____ THE RECORDS

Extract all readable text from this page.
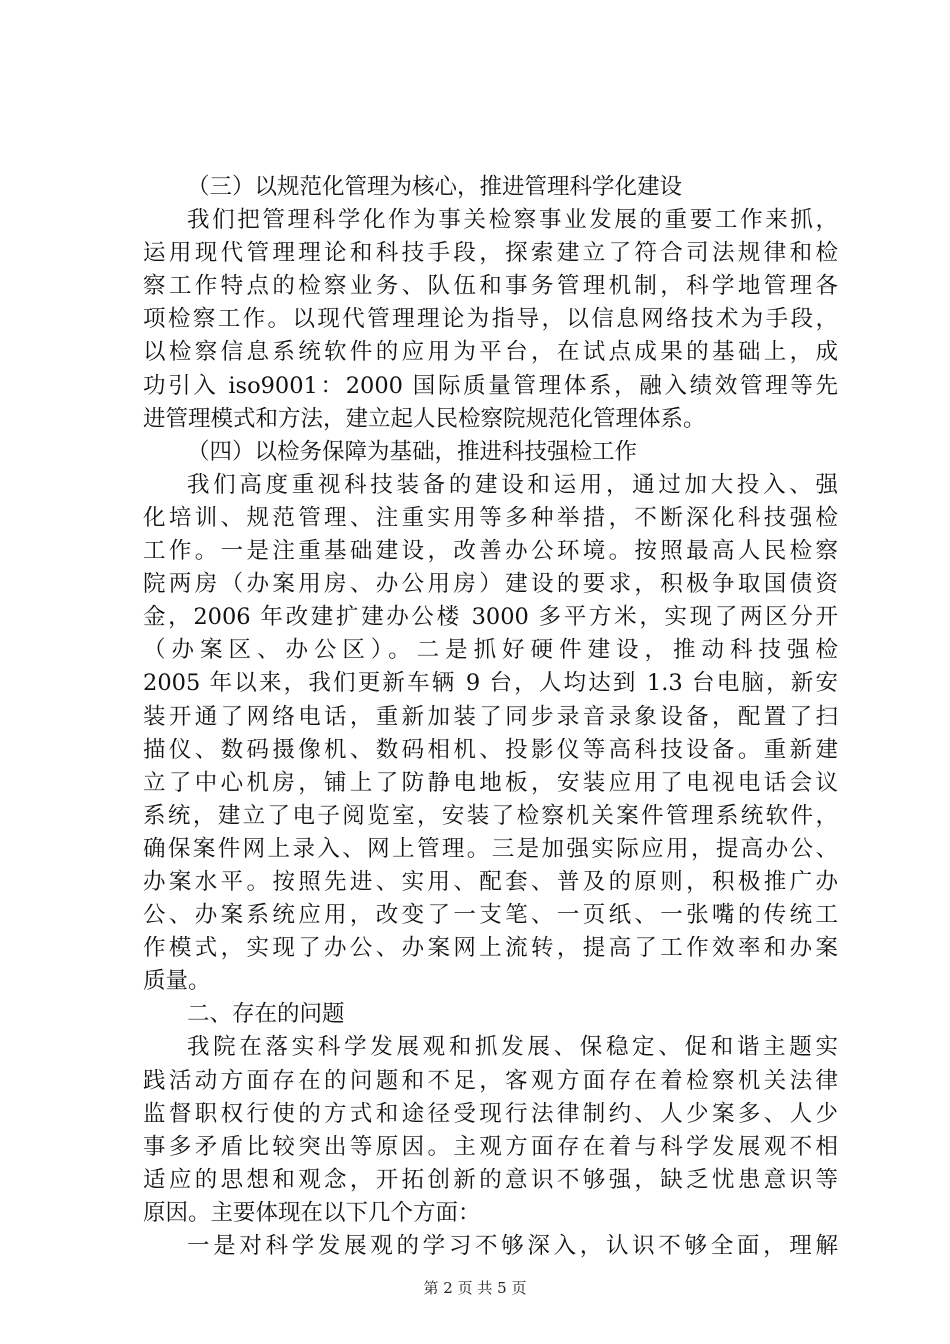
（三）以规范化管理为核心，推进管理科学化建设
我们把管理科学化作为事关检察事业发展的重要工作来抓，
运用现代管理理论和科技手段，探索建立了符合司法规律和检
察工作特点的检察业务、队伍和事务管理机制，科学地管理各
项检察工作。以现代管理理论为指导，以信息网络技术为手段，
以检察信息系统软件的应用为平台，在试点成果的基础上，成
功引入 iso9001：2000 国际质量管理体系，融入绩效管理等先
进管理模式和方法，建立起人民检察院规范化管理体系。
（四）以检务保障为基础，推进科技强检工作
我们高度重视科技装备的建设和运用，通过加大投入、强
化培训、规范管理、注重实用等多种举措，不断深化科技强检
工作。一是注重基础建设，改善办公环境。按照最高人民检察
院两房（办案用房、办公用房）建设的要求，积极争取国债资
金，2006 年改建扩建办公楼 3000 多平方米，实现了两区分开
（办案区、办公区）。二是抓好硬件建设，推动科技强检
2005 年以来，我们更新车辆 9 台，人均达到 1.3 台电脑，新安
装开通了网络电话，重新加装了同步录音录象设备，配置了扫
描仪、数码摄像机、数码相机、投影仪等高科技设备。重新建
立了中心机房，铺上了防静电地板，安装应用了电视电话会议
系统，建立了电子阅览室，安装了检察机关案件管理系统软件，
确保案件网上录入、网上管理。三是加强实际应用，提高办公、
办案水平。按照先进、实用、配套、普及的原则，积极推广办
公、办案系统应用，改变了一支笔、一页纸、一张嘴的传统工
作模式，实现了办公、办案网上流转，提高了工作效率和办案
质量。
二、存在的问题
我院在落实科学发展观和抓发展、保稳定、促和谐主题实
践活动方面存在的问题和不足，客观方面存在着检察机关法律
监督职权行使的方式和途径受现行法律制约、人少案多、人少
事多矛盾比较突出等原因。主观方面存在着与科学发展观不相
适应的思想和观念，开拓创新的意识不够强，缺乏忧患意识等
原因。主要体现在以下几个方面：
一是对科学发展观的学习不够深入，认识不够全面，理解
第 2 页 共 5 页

________
____ THE RECORDS

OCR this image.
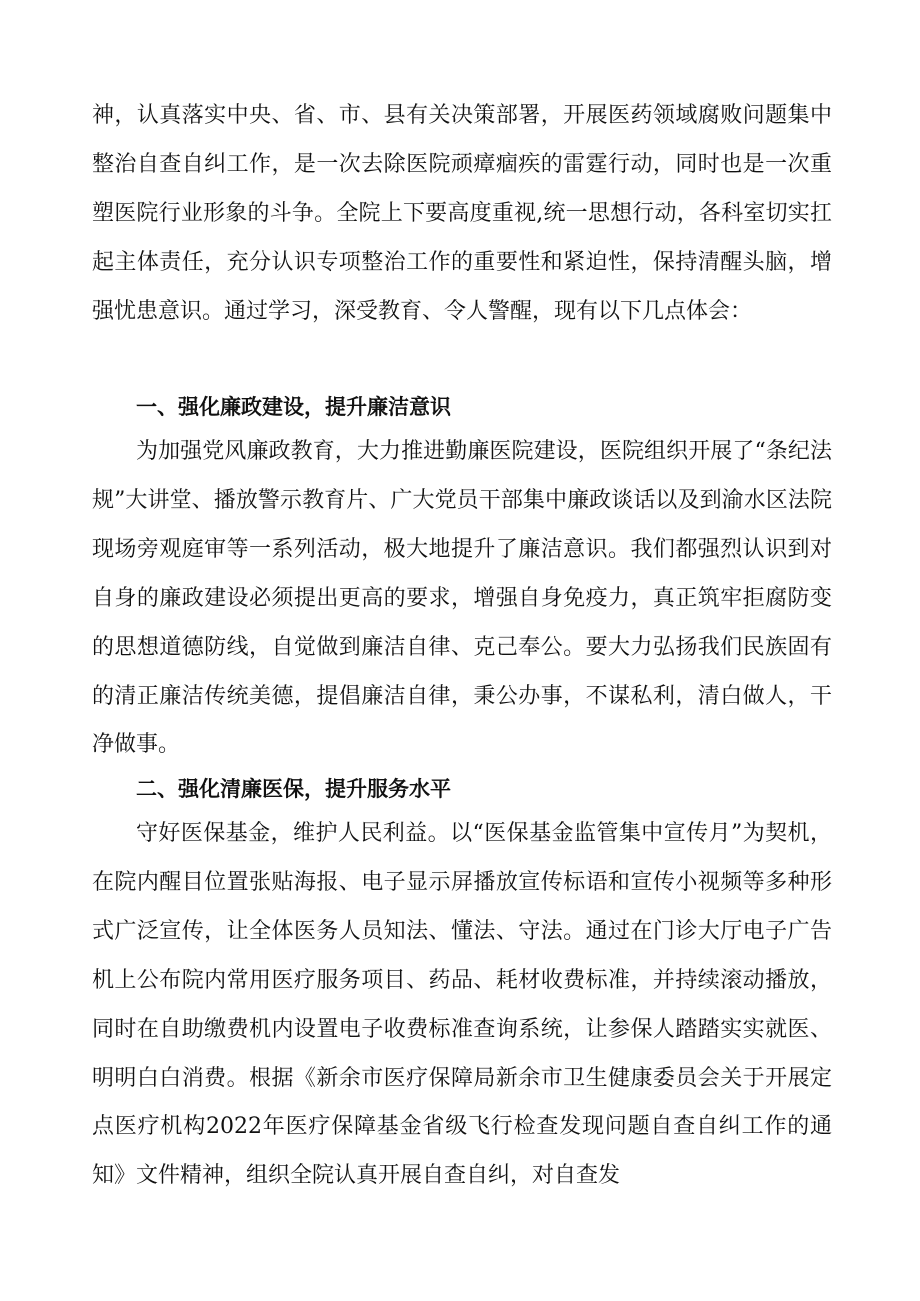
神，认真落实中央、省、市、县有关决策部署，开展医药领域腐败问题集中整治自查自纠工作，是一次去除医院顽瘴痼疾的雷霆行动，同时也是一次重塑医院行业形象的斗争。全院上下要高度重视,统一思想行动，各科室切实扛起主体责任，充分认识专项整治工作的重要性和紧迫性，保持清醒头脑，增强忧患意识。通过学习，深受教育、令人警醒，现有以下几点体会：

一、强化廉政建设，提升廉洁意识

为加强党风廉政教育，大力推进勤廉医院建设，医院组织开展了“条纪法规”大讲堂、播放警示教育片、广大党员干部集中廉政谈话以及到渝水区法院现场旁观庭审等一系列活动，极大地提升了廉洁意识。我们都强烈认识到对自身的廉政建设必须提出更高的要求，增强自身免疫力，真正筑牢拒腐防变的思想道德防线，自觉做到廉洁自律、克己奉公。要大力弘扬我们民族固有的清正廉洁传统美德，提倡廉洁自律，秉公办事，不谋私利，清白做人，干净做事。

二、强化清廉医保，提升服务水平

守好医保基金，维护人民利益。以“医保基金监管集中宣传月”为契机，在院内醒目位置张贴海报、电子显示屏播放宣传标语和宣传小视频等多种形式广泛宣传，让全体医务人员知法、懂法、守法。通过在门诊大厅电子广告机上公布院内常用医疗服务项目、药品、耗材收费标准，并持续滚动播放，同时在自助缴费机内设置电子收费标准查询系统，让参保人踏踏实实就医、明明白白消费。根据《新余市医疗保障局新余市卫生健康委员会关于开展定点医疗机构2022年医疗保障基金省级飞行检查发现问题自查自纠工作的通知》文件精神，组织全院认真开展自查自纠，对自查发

________

WHAT THE TASK REQUIRES |
Look over the listing above. Pick out and copy every line that includes "this".

SOLUTION |
Extract all readable text from this page.
OCR this image.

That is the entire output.